* THE REQUEST *
Which lines of the records contain "terminales"? Collect every one of them.

* Items listed in a dataset *
[Start]

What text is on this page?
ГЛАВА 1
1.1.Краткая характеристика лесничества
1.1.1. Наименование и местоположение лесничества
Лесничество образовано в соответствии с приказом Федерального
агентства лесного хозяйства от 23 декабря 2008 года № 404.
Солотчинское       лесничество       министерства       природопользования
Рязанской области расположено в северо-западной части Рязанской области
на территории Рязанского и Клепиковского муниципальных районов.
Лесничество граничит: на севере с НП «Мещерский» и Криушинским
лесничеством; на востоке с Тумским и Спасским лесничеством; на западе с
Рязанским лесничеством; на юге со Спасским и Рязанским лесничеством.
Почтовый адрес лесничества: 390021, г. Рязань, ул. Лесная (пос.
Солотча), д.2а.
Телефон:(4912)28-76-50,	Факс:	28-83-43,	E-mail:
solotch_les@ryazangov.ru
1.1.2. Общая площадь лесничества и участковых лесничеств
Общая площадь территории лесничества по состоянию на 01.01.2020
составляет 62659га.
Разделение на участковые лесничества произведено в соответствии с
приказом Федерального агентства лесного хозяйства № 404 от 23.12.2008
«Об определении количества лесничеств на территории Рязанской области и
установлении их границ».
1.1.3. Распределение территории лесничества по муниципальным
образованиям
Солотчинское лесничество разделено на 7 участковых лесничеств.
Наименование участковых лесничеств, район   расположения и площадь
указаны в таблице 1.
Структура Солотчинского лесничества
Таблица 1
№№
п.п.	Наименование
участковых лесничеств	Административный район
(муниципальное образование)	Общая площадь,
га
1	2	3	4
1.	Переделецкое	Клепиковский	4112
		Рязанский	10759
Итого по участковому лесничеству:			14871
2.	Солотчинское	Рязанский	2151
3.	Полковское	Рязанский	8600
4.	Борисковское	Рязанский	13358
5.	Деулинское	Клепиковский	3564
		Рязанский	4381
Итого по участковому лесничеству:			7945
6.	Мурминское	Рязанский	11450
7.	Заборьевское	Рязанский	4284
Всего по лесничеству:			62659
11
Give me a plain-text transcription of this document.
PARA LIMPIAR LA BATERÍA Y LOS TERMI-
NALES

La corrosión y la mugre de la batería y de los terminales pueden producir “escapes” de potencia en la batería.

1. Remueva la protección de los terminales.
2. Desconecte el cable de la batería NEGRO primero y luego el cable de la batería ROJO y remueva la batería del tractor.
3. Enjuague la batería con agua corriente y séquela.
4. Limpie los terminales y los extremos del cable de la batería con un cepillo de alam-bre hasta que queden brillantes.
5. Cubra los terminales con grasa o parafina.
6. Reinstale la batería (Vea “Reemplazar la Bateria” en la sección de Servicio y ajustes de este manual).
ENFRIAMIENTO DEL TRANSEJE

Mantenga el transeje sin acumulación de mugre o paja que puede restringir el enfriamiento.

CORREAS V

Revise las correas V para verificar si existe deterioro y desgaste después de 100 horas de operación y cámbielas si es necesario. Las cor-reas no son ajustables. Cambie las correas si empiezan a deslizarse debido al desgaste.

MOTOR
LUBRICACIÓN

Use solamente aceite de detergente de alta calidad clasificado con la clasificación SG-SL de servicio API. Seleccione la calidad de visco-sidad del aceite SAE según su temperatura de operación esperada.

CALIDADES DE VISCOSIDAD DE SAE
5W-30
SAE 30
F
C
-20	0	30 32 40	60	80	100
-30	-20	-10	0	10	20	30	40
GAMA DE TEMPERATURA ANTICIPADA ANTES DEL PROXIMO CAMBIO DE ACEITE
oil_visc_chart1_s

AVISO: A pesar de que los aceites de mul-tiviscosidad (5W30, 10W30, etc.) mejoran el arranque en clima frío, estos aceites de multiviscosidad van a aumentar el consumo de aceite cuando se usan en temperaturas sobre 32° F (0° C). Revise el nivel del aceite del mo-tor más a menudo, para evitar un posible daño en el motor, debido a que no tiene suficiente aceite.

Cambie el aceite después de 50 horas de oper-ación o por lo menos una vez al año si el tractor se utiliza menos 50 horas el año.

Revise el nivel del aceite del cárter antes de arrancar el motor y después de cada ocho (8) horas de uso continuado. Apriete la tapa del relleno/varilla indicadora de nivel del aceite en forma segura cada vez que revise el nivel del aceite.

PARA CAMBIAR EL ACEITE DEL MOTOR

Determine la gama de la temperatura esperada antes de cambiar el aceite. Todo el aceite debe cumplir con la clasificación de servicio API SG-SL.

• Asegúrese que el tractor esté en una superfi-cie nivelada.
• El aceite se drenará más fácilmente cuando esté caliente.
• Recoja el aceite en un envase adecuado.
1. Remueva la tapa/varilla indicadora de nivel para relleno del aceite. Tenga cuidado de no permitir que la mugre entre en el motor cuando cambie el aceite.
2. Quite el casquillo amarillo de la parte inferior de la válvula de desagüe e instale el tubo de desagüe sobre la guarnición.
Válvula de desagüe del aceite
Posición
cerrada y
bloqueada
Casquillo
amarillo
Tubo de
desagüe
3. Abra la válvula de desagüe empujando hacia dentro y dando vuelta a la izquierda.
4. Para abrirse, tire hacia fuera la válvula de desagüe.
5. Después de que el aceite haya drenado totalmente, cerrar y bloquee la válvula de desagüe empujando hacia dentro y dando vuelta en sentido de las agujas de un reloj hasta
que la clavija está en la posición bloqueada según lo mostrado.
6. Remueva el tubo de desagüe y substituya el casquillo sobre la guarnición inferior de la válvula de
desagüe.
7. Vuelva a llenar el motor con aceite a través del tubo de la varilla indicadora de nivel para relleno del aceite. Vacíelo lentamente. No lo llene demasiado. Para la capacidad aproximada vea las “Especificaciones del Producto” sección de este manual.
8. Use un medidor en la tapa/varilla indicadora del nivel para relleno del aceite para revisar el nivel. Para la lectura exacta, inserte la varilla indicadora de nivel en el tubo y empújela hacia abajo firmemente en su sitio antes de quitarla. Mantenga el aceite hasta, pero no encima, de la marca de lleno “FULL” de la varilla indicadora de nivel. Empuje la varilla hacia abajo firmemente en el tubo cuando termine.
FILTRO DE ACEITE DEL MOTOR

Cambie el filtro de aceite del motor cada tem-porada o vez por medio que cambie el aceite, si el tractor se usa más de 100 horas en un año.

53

[End]

* TASK RESULT *
La corrosión y la mugre de la batería y de los terminales pueden producir “escapes” de potencia en la batería.
1. Remueva la protección de los terminales.
4. Limpie los terminales y los extremos del cable de la batería con un cepillo de alam-bre hasta que queden brillantes.
5. Cubra los terminales con grasa o parafina.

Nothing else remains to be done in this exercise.